§ RECORDS FOR THIS EXERCISE:

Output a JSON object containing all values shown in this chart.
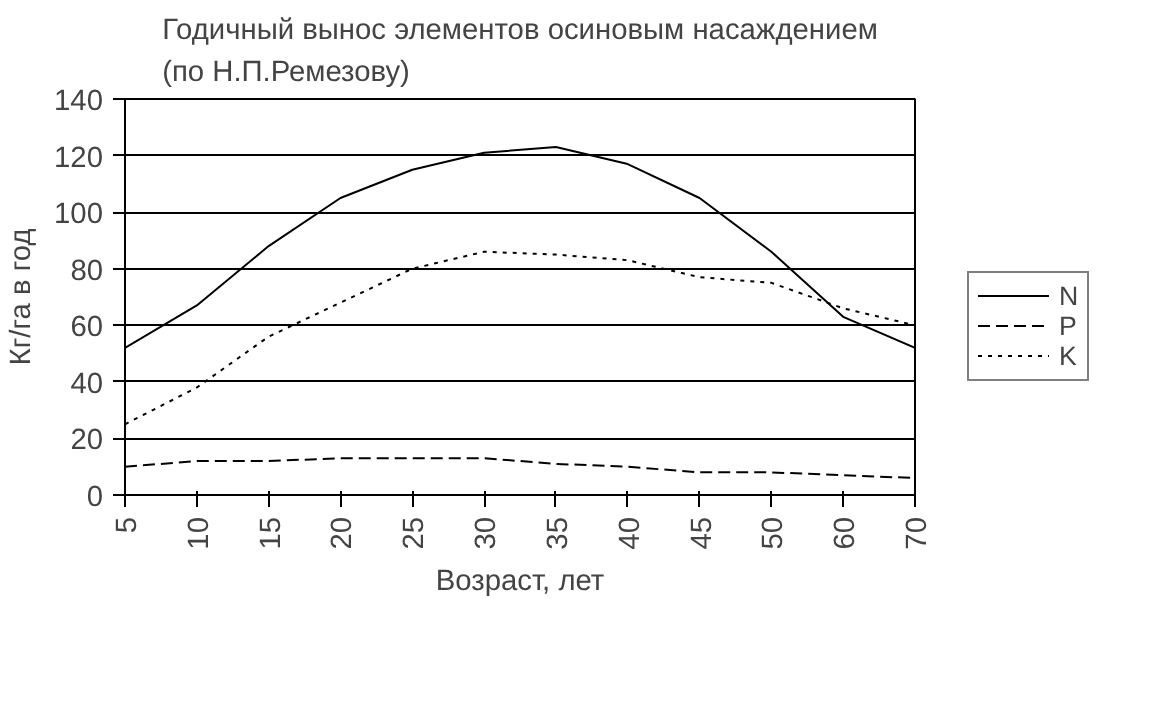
{
  "chart_data": {
    "type": "line",
    "title": "Годичный вынос элементов осиновым насаждением\n(по Н.П.Ремезову)",
    "xlabel": "Возраст, лет",
    "ylabel": "Кг/га в год",
    "categories": [
      "5",
      "10",
      "15",
      "20",
      "25",
      "30",
      "35",
      "40",
      "45",
      "50",
      "60",
      "70"
    ],
    "ylim": [
      0,
      140
    ],
    "yticks": [
      0,
      20,
      40,
      60,
      80,
      100,
      120,
      140
    ],
    "grid": "y",
    "legend": "right",
    "series": [
      {
        "name": "N",
        "color": "#000000",
        "line_style": "solid",
        "values": [
          52,
          67,
          88,
          105,
          115,
          121,
          123,
          117,
          105,
          86,
          63,
          52
        ]
      },
      {
        "name": "P",
        "color": "#000000",
        "line_style": "dashed",
        "values": [
          10,
          12,
          12,
          13,
          13,
          13,
          11,
          10,
          8,
          8,
          7,
          6
        ]
      },
      {
        "name": "K",
        "color": "#000000",
        "line_style": "dotted",
        "values": [
          25,
          38,
          56,
          68,
          80,
          86,
          85,
          83,
          77,
          75,
          66,
          60
        ]
      }
    ]
  }
}
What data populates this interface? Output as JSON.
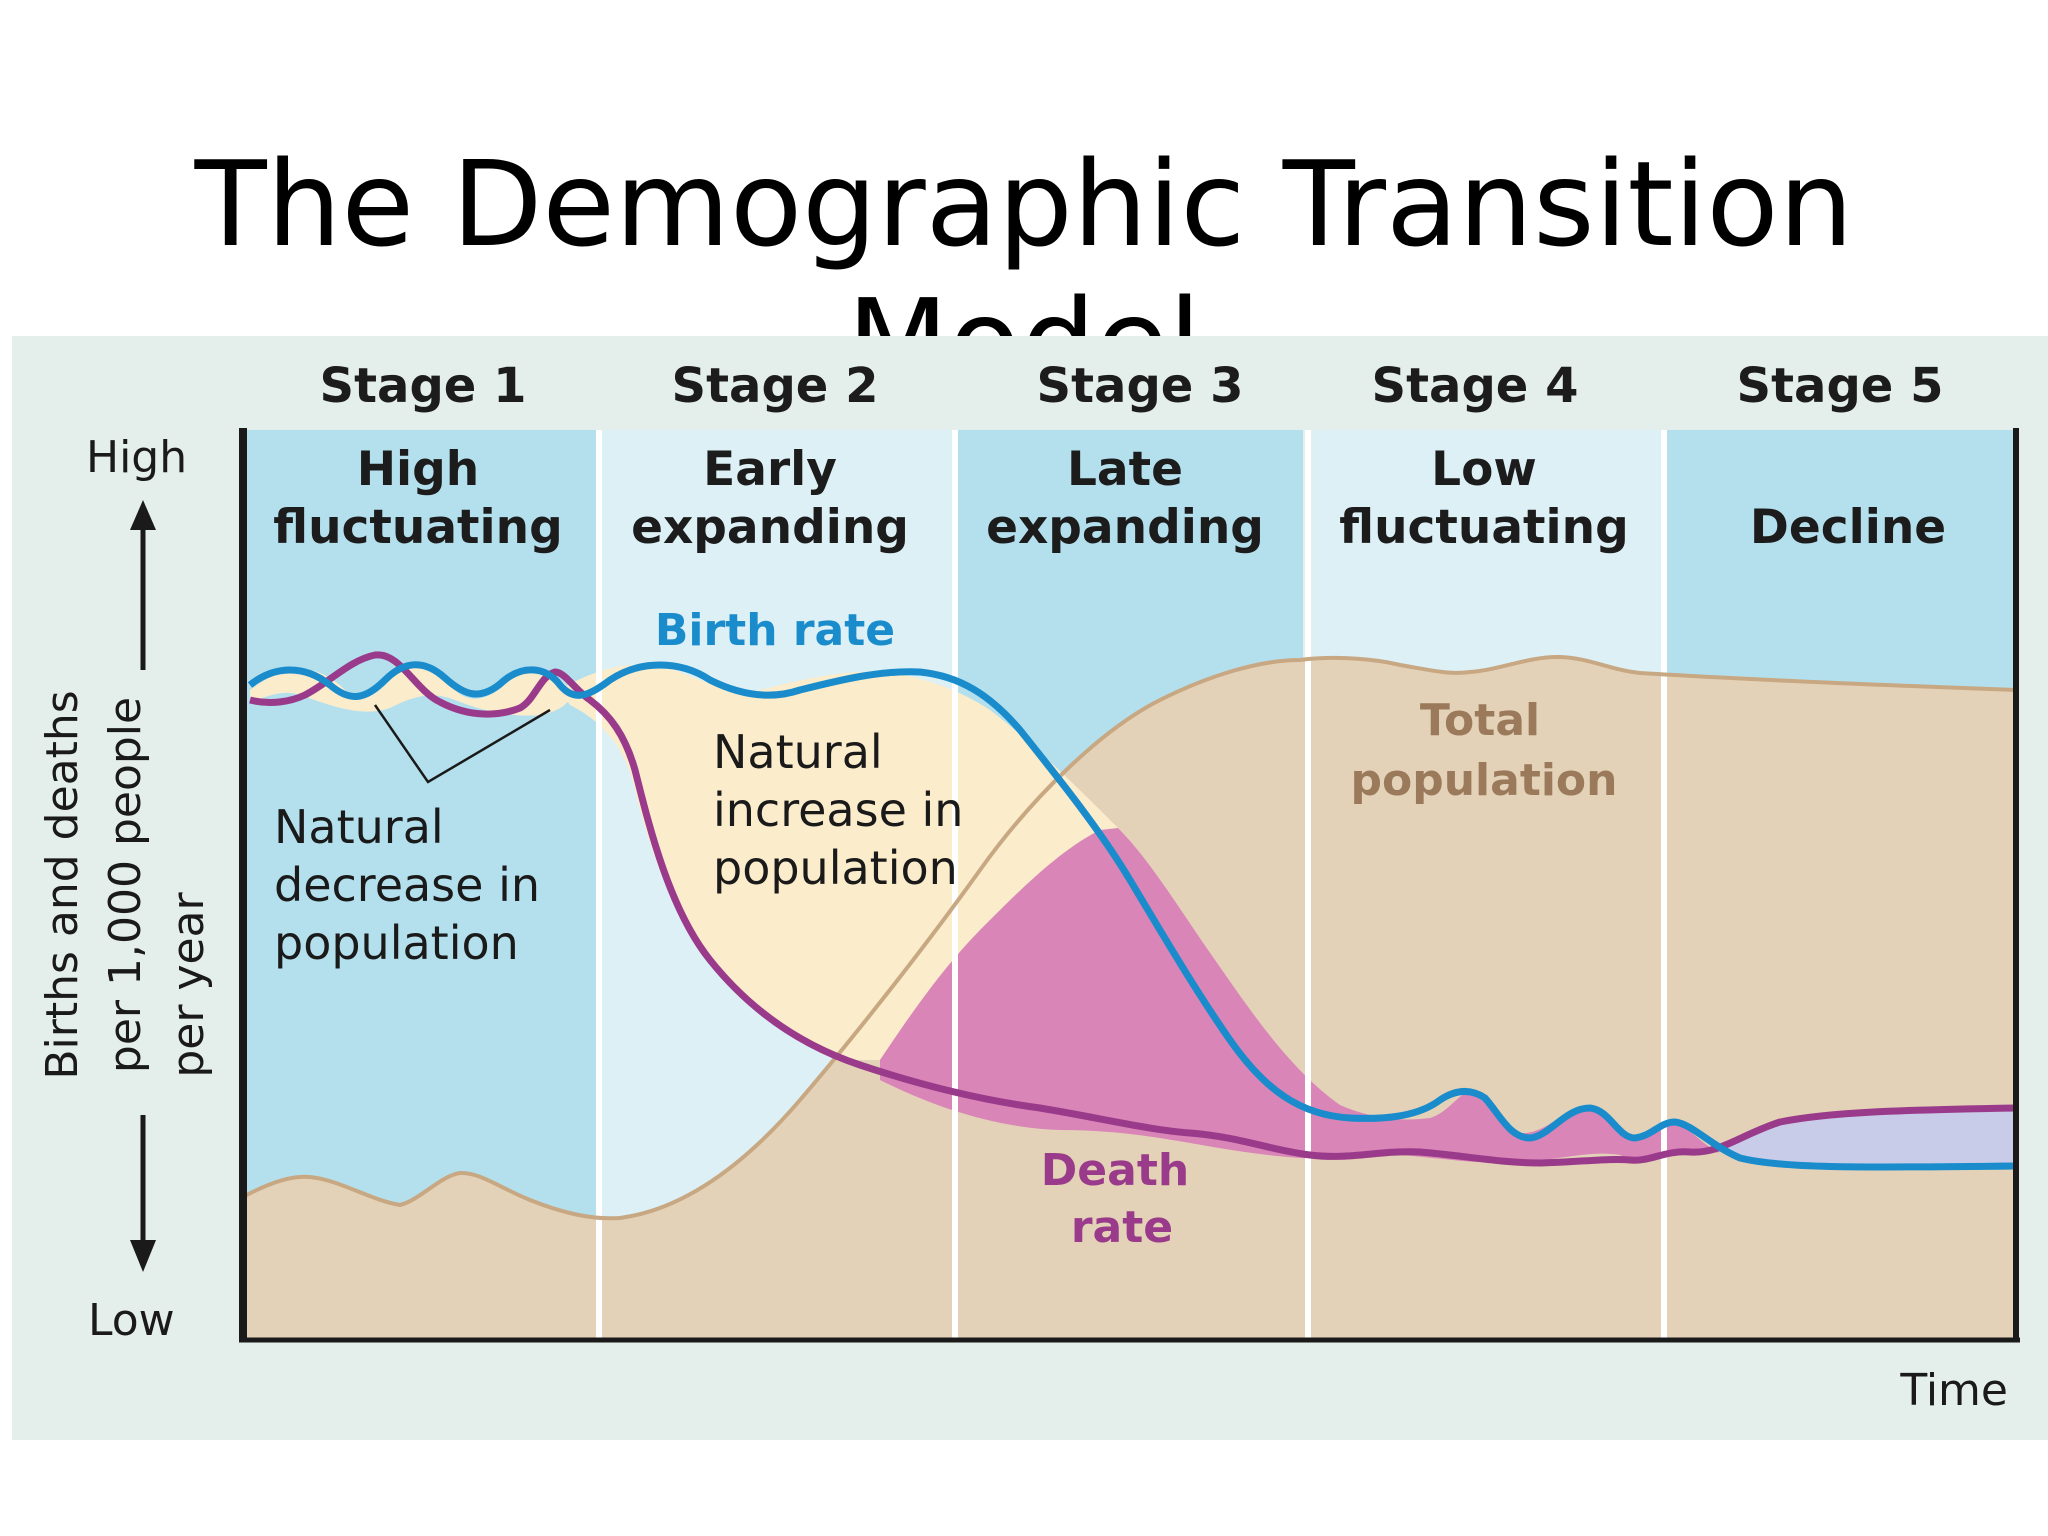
{
  "title": "The Demographic Transition Model",
  "stages": [
    {
      "label": "Stage 1",
      "name_lines": [
        "High",
        "fluctuating"
      ]
    },
    {
      "label": "Stage 2",
      "name_lines": [
        "Early",
        "expanding"
      ]
    },
    {
      "label": "Stage 3",
      "name_lines": [
        "Late",
        "expanding"
      ]
    },
    {
      "label": "Stage 4",
      "name_lines": [
        "Low",
        "fluctuating"
      ]
    },
    {
      "label": "Stage 5",
      "name_lines": [
        "",
        "Decline"
      ]
    }
  ],
  "axes": {
    "y_label_lines": [
      "Births and deaths",
      "per 1,000 people",
      "per year"
    ],
    "y_high": "High",
    "y_low": "Low",
    "x_label": "Time"
  },
  "curves": {
    "birth_rate_label": "Birth rate",
    "death_rate_label_lines": [
      "Death",
      "rate"
    ],
    "total_population_label_lines": [
      "Total",
      "population"
    ]
  },
  "annotations": {
    "natural_decrease_lines": [
      "Natural",
      "decrease in",
      "population"
    ],
    "natural_increase_lines": [
      "Natural",
      "increase in",
      "population"
    ]
  },
  "colors": {
    "panel_background": "#e4eeea",
    "stage_dark_blue": "#b4e0ee",
    "stage_light_blue": "#dcf0f6",
    "total_population_fill": "#e4d2b8",
    "total_population_line": "#c8a882",
    "birth_rate_line": "#1a8ccc",
    "death_rate_line": "#9a3a8a",
    "natural_increase_fill": "#fbeccb",
    "stage3_increase_fill": "#d985b8",
    "stage5_gap_fill": "#c8cce8",
    "total_population_text": "#9a7a5a",
    "death_rate_text": "#9a3a8a",
    "birth_rate_text": "#1a8ccc"
  }
}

§ OBJECTIVE: The records above need to be restated word for word, with the pictures left out.

§ EXPECTED OUTPUT:
Output a JSON object containing all values shown in this chart.
{
  "chart_data": {
    "type": "line",
    "title": "Годичный вынос элементов осиновым насаждением\n(по Н.П.Ремезову)",
    "xlabel": "Возраст, лет",
    "ylabel": "Кг/га в год",
    "categories": [
      "5",
      "10",
      "15",
      "20",
      "25",
      "30",
      "35",
      "40",
      "45",
      "50",
      "60",
      "70"
    ],
    "ylim": [
      0,
      140
    ],
    "yticks": [
      0,
      20,
      40,
      60,
      80,
      100,
      120,
      140
    ],
    "grid": "y",
    "legend": "right",
    "series": [
      {
        "name": "N",
        "color": "#000000",
        "line_style": "solid",
        "values": [
          52,
          67,
          88,
          105,
          115,
          121,
          123,
          117,
          105,
          86,
          63,
          52
        ]
      },
      {
        "name": "P",
        "color": "#000000",
        "line_style": "dashed",
        "values": [
          10,
          12,
          12,
          13,
          13,
          13,
          11,
          10,
          8,
          8,
          7,
          6
        ]
      },
      {
        "name": "K",
        "color": "#000000",
        "line_style": "dotted",
        "values": [
          25,
          38,
          56,
          68,
          80,
          86,
          85,
          83,
          77,
          75,
          66,
          60
        ]
      }
    ]
  }
}
What data populates this interface? Output as JSON.
{
  "title": "The Demographic Transition Model",
  "stages": [
    {
      "label": "Stage 1",
      "name_lines": [
        "High",
        "fluctuating"
      ]
    },
    {
      "label": "Stage 2",
      "name_lines": [
        "Early",
        "expanding"
      ]
    },
    {
      "label": "Stage 3",
      "name_lines": [
        "Late",
        "expanding"
      ]
    },
    {
      "label": "Stage 4",
      "name_lines": [
        "Low",
        "fluctuating"
      ]
    },
    {
      "label": "Stage 5",
      "name_lines": [
        "",
        "Decline"
      ]
    }
  ],
  "axes": {
    "y_label_lines": [
      "Births and deaths",
      "per 1,000 people",
      "per year"
    ],
    "y_high": "High",
    "y_low": "Low",
    "x_label": "Time"
  },
  "curves": {
    "birth_rate_label": "Birth rate",
    "death_rate_label_lines": [
      "Death",
      "rate"
    ],
    "total_population_label_lines": [
      "Total",
      "population"
    ]
  },
  "annotations": {
    "natural_decrease_lines": [
      "Natural",
      "decrease in",
      "population"
    ],
    "natural_increase_lines": [
      "Natural",
      "increase in",
      "population"
    ]
  },
  "colors": {
    "panel_background": "#e4eeea",
    "stage_dark_blue": "#b4e0ee",
    "stage_light_blue": "#dcf0f6",
    "total_population_fill": "#e4d2b8",
    "total_population_line": "#c8a882",
    "birth_rate_line": "#1a8ccc",
    "death_rate_line": "#9a3a8a",
    "natural_increase_fill": "#fbeccb",
    "stage3_increase_fill": "#d985b8",
    "stage5_gap_fill": "#c8cce8",
    "total_population_text": "#9a7a5a",
    "death_rate_text": "#9a3a8a",
    "birth_rate_text": "#1a8ccc"
  }
}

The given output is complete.